What this task involves: Report how many lines of the entries below contain the word "cacat", and nothing more.
-*-*-
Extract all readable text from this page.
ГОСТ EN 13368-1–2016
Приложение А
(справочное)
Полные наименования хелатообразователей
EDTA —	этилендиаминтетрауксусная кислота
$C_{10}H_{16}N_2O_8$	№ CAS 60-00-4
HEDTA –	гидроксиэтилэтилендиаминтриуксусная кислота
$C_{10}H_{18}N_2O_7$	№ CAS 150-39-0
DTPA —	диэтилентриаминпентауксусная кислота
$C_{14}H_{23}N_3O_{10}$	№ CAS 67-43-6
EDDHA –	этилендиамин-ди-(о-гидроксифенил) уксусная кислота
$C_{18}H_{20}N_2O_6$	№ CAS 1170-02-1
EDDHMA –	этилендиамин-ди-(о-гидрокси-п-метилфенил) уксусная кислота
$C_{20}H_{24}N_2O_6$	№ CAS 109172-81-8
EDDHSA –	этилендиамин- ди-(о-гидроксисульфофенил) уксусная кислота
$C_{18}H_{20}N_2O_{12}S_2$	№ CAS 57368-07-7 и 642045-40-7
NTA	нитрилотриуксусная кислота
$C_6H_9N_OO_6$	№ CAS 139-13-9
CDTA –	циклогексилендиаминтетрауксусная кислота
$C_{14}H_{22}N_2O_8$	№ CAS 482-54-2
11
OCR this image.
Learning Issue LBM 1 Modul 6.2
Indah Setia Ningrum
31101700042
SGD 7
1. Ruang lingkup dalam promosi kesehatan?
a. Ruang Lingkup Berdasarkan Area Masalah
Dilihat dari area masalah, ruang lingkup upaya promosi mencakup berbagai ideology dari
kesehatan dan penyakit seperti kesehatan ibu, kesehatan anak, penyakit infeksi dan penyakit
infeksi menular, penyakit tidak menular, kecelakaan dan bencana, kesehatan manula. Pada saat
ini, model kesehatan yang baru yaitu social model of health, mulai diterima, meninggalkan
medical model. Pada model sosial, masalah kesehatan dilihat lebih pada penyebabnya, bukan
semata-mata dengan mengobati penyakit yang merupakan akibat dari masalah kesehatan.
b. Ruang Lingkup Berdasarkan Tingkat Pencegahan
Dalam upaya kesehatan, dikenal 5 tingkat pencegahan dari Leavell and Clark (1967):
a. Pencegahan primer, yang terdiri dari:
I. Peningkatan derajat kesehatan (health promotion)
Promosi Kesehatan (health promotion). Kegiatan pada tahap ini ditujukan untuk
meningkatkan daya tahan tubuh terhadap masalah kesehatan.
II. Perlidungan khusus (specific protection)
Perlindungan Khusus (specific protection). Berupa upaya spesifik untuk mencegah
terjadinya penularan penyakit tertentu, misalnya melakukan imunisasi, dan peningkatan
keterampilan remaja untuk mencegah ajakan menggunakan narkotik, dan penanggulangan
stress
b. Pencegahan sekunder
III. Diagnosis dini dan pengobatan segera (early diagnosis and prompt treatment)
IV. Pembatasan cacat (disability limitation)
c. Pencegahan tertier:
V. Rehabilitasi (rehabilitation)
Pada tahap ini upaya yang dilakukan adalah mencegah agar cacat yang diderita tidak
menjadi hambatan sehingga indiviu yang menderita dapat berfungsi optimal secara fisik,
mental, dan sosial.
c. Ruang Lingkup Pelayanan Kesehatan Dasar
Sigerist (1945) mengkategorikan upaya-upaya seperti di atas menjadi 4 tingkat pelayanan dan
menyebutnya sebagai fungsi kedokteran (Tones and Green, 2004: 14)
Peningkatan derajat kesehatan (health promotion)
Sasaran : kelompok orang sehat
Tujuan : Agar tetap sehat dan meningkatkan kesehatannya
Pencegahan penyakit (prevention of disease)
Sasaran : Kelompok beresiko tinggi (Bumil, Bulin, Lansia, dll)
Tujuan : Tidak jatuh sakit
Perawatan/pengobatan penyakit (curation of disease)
-*-*-
In response: 2